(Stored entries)
════════════════════

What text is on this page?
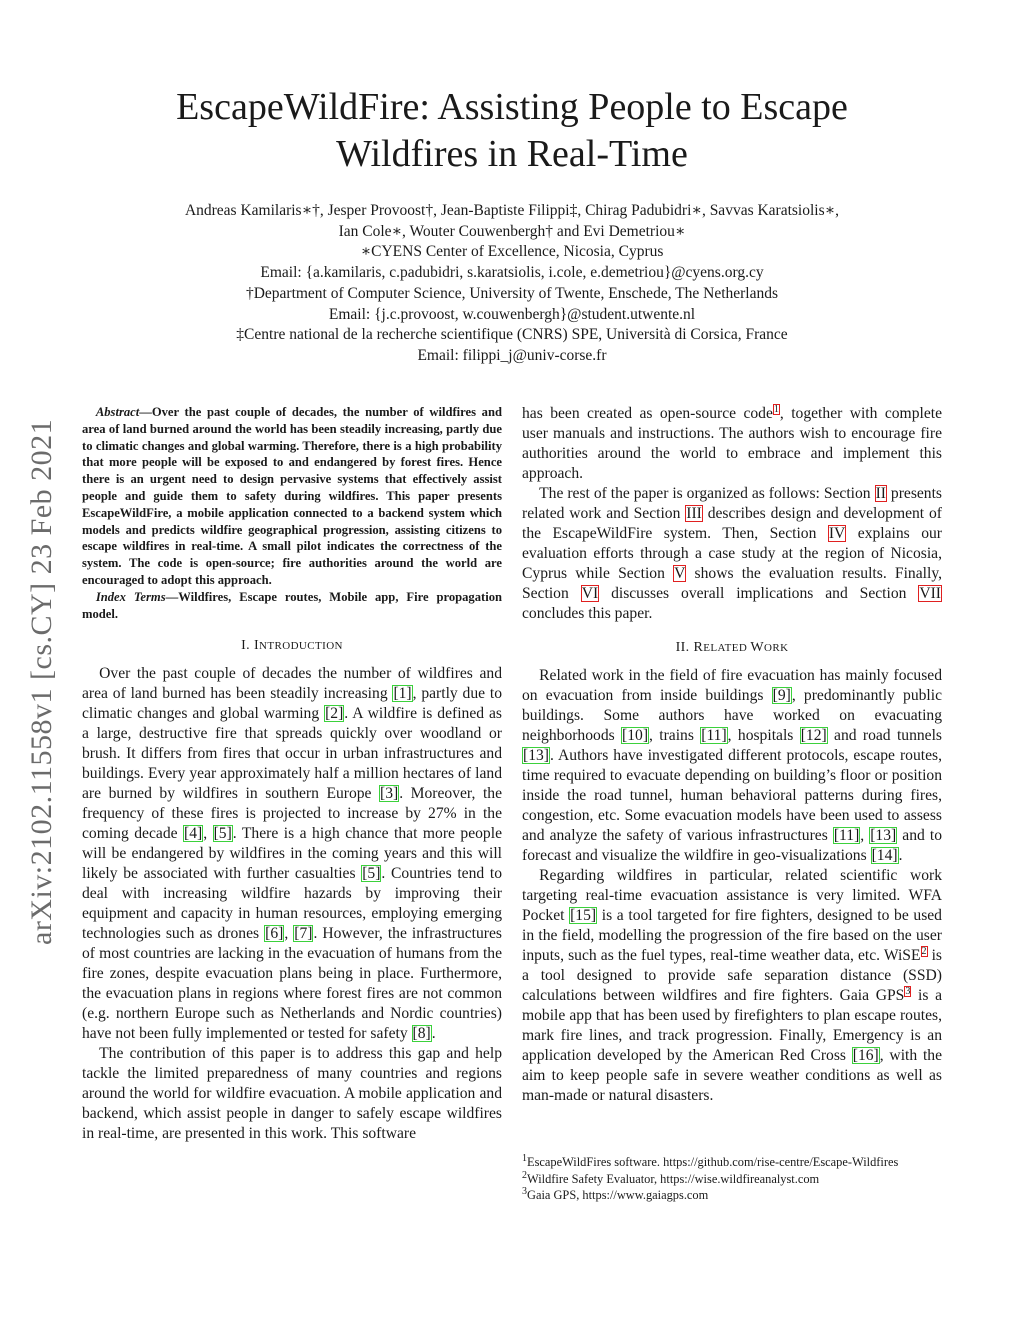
arXiv:2102.11558v1 [cs.CY] 23 Feb 2021
EscapeWildFire: Assisting People to Escape
Wildfires in Real-Time
Andreas Kamilaris∗†, Jesper Provoost†, Jean-Baptiste Filippi‡, Chirag Padubidri∗, Savvas Karatsiolis∗,
Ian Cole∗, Wouter Couwenbergh† and Evi Demetriou∗
∗CYENS Center of Excellence, Nicosia, Cyprus
Email: {a.kamilaris, c.padubidri, s.karatsiolis, i.cole, e.demetriou}@cyens.org.cy
†Department of Computer Science, University of Twente, Enschede, The Netherlands
Email: {j.c.provoost, w.couwenbergh}@student.utwente.nl
‡Centre national de la recherche scientifique (CNRS) SPE, Università di Corsica, France
Email: filippi_j@univ-corse.fr

Abstract—Over the past couple of decades, the number of wildfires and area of land burned around the world has been steadily increasing, partly due to climatic changes and global warming. Therefore, there is a high probability that more people will be exposed to and endangered by forest fires. Hence there is an urgent need to design pervasive systems that effectively assist people and guide them to safety during wildfires. This paper presents EscapeWildFire, a mobile application connected to a backend system which models and predicts wildfire geographical progression, assisting citizens to escape wildfires in real-time. A small pilot indicates the correctness of the system. The code is open-source; fire authorities around the world are encouraged to adopt this approach.

Index Terms—Wildfires, Escape routes, Mobile app, Fire propagation model.

I. INTRODUCTION

Over the past couple of decades the number of wildfires and area of land burned has been steadily increasing [1], partly due to climatic changes and global warming [2]. A wildfire is defined as a large, destructive fire that spreads quickly over woodland or brush. It differs from fires that occur in urban infrastructures and buildings. Every year approximately half a million hectares of land are burned by wildfires in southern Europe [3]. Moreover, the frequency of these fires is projected to increase by 27% in the coming decade [4], [5]. There is a high chance that more people will be endangered by wildfires in the coming years and this will likely be associated with further casualties [5]. Countries tend to deal with increasing wildfire hazards by improving their equipment and capacity in human resources, employing emerging technologies such as drones [6], [7]. However, the infrastructures of most countries are lacking in the evacuation of humans from the fire zones, despite evacuation plans being in place. Furthermore, the evacuation plans in regions where forest fires are not common (e.g. northern Europe such as Netherlands and Nordic countries) have not been fully implemented or tested for safety [8].

The contribution of this paper is to address this gap and help tackle the limited preparedness of many countries and regions around the world for wildfire evacuation. A mobile application and backend, which assist people in danger to safely escape wildfires in real-time, are presented in this work. This software

has been created as open-source code$^1$, together with complete user manuals and instructions. The authors wish to encourage fire authorities around the world to embrace and implement this approach.

The rest of the paper is organized as follows: Section II presents related work and Section III describes design and development of the EscapeWildFire system. Then, Section IV explains our evaluation efforts through a case study at the region of Nicosia, Cyprus while Section V shows the evaluation results. Finally, Section VI discusses overall implications and Section VII concludes this paper.

II. RELATED WORK

Related work in the field of fire evacuation has mainly focused on evacuation from inside buildings [9], predominantly public buildings. Some authors have worked on evacuating neighborhoods [10], trains [11], hospitals [12] and road tunnels [13]. Authors have investigated different protocols, escape routes, time required to evacuate depending on building’s floor or position inside the road tunnel, human behavioral patterns during fires, congestion, etc. Some evacuation models have been used to assess and analyze the safety of various infrastructures [11], [13] and to forecast and visualize the wildfire in geo-visualizations [14].

Regarding wildfires in particular, related scientific work targeting real-time evacuation assistance is very limited. WFA Pocket [15] is a tool targeted for fire fighters, designed to be used in the field, modelling the progression of the fire based on the user inputs, such as the fuel types, real-time weather data, etc. WiSE$^2$ is a tool designed to provide safe separation distance (SSD) calculations between wildfires and fire fighters. Gaia GPS$^3$ is a mobile app that has been used by firefighters to plan escape routes, mark fire lines, and track progression. Finally, Emergency is an application developed by the American Red Cross [16], with the aim to keep people safe in severe weather conditions as well as man-made or natural disasters.

$^1$EscapeWildFires software. https://github.com/rise-centre/Escape-Wildfires
$^2$Wildfire Safety Evaluator, https://wise.wildfireanalyst.com
$^3$Gaia GPS, https://www.gaiagps.com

════════════════════

* **The exercise**:
Reproduce all of the material exactly, apart from the pictures.

* **Solution to the problem**:
What text is on this page?
arXiv:2102.11558v1 [cs.CY] 23 Feb 2021
EscapeWildFire: Assisting People to Escape
Wildfires in Real-Time
Andreas Kamilaris∗†, Jesper Provoost†, Jean-Baptiste Filippi‡, Chirag Padubidri∗, Savvas Karatsiolis∗,
Ian Cole∗, Wouter Couwenbergh† and Evi Demetriou∗
∗CYENS Center of Excellence, Nicosia, Cyprus
Email: {a.kamilaris, c.padubidri, s.karatsiolis, i.cole, e.demetriou}@cyens.org.cy
†Department of Computer Science, University of Twente, Enschede, The Netherlands
Email: {j.c.provoost, w.couwenbergh}@student.utwente.nl
‡Centre national de la recherche scientifique (CNRS) SPE, Università di Corsica, France
Email: filippi_j@univ-corse.fr

Abstract—Over the past couple of decades, the number of wildfires and area of land burned around the world has been steadily increasing, partly due to climatic changes and global warming. Therefore, there is a high probability that more people will be exposed to and endangered by forest fires. Hence there is an urgent need to design pervasive systems that effectively assist people and guide them to safety during wildfires. This paper presents EscapeWildFire, a mobile application connected to a backend system which models and predicts wildfire geographical progression, assisting citizens to escape wildfires in real-time. A small pilot indicates the correctness of the system. The code is open-source; fire authorities around the world are encouraged to adopt this approach.

Index Terms—Wildfires, Escape routes, Mobile app, Fire propagation model.

I. INTRODUCTION

Over the past couple of decades the number of wildfires and area of land burned has been steadily increasing [1], partly due to climatic changes and global warming [2]. A wildfire is defined as a large, destructive fire that spreads quickly over woodland or brush. It differs from fires that occur in urban infrastructures and buildings. Every year approximately half a million hectares of land are burned by wildfires in southern Europe [3]. Moreover, the frequency of these fires is projected to increase by 27% in the coming decade [4], [5]. There is a high chance that more people will be endangered by wildfires in the coming years and this will likely be associated with further casualties [5]. Countries tend to deal with increasing wildfire hazards by improving their equipment and capacity in human resources, employing emerging technologies such as drones [6], [7]. However, the infrastructures of most countries are lacking in the evacuation of humans from the fire zones, despite evacuation plans being in place. Furthermore, the evacuation plans in regions where forest fires are not common (e.g. northern Europe such as Netherlands and Nordic countries) have not been fully implemented or tested for safety [8].

The contribution of this paper is to address this gap and help tackle the limited preparedness of many countries and regions around the world for wildfire evacuation. A mobile application and backend, which assist people in danger to safely escape wildfires in real-time, are presented in this work. This software

has been created as open-source code$^1$, together with complete user manuals and instructions. The authors wish to encourage fire authorities around the world to embrace and implement this approach.

The rest of the paper is organized as follows: Section II presents related work and Section III describes design and development of the EscapeWildFire system. Then, Section IV explains our evaluation efforts through a case study at the region of Nicosia, Cyprus while Section V shows the evaluation results. Finally, Section VI discusses overall implications and Section VII concludes this paper.

II. RELATED WORK

Related work in the field of fire evacuation has mainly focused on evacuation from inside buildings [9], predominantly public buildings. Some authors have worked on evacuating neighborhoods [10], trains [11], hospitals [12] and road tunnels [13]. Authors have investigated different protocols, escape routes, time required to evacuate depending on building’s floor or position inside the road tunnel, human behavioral patterns during fires, congestion, etc. Some evacuation models have been used to assess and analyze the safety of various infrastructures [11], [13] and to forecast and visualize the wildfire in geo-visualizations [14].

Regarding wildfires in particular, related scientific work targeting real-time evacuation assistance is very limited. WFA Pocket [15] is a tool targeted for fire fighters, designed to be used in the field, modelling the progression of the fire based on the user inputs, such as the fuel types, real-time weather data, etc. WiSE$^2$ is a tool designed to provide safe separation distance (SSD) calculations between wildfires and fire fighters. Gaia GPS$^3$ is a mobile app that has been used by firefighters to plan escape routes, mark fire lines, and track progression. Finally, Emergency is an application developed by the American Red Cross [16], with the aim to keep people safe in severe weather conditions as well as man-made or natural disasters.

$^1$EscapeWildFires software. https://github.com/rise-centre/Escape-Wildfires
$^2$Wildfire Safety Evaluator, https://wise.wildfireanalyst.com
$^3$Gaia GPS, https://www.gaiagps.com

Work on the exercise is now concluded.